- _Exercise directions_
Only the number is needed: how many lines of the records include "background"?

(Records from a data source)
[start]

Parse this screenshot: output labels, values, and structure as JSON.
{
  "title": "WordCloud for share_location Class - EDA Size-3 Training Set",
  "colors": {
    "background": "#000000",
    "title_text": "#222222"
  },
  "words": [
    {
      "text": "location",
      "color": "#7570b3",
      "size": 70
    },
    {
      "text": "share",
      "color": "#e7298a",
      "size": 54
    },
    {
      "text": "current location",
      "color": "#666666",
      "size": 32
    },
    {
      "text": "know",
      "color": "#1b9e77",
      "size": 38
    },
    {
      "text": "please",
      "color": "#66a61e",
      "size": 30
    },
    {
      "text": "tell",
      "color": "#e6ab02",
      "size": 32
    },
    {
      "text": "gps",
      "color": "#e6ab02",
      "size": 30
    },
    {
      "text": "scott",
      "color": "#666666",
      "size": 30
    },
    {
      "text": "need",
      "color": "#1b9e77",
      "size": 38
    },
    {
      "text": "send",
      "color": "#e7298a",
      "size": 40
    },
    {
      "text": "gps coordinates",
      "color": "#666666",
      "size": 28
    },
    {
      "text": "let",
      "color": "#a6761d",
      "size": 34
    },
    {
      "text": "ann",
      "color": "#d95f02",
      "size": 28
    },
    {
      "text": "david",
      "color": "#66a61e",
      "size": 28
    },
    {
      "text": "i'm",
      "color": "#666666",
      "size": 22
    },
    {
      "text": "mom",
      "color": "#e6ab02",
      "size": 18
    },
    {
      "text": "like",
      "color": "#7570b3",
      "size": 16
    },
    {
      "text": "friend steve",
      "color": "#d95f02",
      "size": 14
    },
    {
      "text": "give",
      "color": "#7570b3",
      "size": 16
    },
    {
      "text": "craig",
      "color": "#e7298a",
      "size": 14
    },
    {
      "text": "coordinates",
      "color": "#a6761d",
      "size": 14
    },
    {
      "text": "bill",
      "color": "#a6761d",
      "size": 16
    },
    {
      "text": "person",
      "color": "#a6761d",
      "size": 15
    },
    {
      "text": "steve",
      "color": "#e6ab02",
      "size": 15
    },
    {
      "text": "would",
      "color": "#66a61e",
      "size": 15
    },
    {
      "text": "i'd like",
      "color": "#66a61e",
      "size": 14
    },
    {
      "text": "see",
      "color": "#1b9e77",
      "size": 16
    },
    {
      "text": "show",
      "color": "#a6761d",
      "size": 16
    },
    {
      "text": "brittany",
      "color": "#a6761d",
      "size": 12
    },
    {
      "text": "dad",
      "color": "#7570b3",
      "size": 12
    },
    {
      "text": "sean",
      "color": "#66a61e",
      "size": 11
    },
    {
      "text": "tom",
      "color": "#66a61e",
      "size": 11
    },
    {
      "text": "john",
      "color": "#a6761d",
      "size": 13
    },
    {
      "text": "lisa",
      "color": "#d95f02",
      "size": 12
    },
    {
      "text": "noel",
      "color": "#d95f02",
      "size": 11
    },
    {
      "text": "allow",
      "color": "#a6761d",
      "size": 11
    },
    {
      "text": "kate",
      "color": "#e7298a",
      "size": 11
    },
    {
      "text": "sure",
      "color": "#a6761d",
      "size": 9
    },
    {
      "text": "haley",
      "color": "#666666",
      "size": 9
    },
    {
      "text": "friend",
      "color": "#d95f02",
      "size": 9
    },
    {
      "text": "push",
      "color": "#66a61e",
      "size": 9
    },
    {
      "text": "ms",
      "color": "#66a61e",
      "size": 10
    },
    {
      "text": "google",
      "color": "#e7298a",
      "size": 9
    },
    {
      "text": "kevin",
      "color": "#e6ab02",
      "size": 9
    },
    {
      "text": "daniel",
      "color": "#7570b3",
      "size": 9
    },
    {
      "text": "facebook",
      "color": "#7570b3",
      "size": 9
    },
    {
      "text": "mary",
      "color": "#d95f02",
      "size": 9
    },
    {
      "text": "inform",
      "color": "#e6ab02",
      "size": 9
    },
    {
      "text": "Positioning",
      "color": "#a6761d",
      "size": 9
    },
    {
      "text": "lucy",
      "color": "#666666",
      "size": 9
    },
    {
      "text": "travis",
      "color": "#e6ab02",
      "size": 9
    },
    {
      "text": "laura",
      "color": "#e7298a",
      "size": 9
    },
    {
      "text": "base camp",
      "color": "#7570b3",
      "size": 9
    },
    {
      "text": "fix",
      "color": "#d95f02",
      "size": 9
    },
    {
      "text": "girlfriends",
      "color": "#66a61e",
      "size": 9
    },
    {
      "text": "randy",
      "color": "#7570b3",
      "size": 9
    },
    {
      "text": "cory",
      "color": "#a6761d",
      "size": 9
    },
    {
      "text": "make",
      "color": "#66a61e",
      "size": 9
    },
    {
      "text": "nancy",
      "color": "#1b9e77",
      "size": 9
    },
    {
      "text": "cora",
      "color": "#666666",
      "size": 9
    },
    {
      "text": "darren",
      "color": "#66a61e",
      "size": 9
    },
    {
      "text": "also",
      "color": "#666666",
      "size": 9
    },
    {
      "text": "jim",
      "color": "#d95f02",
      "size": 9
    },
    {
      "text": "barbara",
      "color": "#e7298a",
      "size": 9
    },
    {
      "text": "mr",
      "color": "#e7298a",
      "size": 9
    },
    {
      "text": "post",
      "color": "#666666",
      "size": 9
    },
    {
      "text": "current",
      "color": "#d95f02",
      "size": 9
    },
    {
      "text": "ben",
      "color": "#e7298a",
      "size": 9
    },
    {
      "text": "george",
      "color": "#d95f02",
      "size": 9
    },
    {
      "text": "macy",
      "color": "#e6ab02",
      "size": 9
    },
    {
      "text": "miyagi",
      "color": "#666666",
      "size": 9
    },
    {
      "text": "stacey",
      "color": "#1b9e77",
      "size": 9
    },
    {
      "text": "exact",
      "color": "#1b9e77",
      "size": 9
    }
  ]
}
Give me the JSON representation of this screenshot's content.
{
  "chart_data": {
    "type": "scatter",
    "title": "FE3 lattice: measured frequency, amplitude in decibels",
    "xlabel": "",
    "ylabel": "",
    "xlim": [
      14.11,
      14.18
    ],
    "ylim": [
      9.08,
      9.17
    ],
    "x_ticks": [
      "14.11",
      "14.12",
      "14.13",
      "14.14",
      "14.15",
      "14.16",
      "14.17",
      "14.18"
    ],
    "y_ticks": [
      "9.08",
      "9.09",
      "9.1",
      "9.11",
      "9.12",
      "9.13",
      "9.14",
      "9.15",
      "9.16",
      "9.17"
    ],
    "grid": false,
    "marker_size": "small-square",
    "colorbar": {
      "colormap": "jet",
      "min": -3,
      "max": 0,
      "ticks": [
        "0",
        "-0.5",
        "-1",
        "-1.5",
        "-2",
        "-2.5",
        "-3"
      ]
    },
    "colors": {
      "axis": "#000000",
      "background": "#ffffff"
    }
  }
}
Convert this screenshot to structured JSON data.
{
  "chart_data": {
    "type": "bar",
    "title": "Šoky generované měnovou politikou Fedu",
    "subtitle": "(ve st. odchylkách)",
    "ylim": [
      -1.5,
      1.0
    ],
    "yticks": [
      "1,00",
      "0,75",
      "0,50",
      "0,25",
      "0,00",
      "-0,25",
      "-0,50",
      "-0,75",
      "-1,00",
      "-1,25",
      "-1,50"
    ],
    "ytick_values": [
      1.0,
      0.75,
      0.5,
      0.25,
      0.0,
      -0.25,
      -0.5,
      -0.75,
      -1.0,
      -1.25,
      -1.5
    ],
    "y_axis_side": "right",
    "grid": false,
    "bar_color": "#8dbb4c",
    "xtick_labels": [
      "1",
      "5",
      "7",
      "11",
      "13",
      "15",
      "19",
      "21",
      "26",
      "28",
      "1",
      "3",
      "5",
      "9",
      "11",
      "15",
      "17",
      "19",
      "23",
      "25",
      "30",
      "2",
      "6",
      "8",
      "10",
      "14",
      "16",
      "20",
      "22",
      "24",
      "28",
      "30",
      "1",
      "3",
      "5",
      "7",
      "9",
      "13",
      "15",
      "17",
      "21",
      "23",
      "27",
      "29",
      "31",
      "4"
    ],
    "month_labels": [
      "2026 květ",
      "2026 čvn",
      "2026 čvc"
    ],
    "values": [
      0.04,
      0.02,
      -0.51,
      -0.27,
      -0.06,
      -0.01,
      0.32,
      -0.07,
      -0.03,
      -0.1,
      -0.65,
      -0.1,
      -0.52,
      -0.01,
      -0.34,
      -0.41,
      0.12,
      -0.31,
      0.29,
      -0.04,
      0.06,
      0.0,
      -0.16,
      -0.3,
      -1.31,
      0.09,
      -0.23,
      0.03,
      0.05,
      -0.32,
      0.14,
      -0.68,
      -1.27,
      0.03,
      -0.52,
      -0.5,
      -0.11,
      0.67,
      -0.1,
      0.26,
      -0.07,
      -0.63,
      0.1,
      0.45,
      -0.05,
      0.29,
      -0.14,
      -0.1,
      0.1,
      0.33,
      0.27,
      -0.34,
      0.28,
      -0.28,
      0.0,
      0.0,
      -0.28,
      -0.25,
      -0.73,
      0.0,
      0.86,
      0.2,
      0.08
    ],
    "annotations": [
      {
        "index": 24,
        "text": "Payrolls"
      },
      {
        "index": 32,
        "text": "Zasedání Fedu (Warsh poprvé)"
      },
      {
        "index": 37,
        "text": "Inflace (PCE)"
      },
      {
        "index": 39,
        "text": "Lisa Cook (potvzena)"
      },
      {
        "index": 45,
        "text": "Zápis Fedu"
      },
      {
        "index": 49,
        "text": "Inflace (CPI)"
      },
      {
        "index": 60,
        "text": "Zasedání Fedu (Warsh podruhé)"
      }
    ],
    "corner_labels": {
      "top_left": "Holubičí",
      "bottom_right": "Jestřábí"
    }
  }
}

[end]

- _Answer to this exercise_
2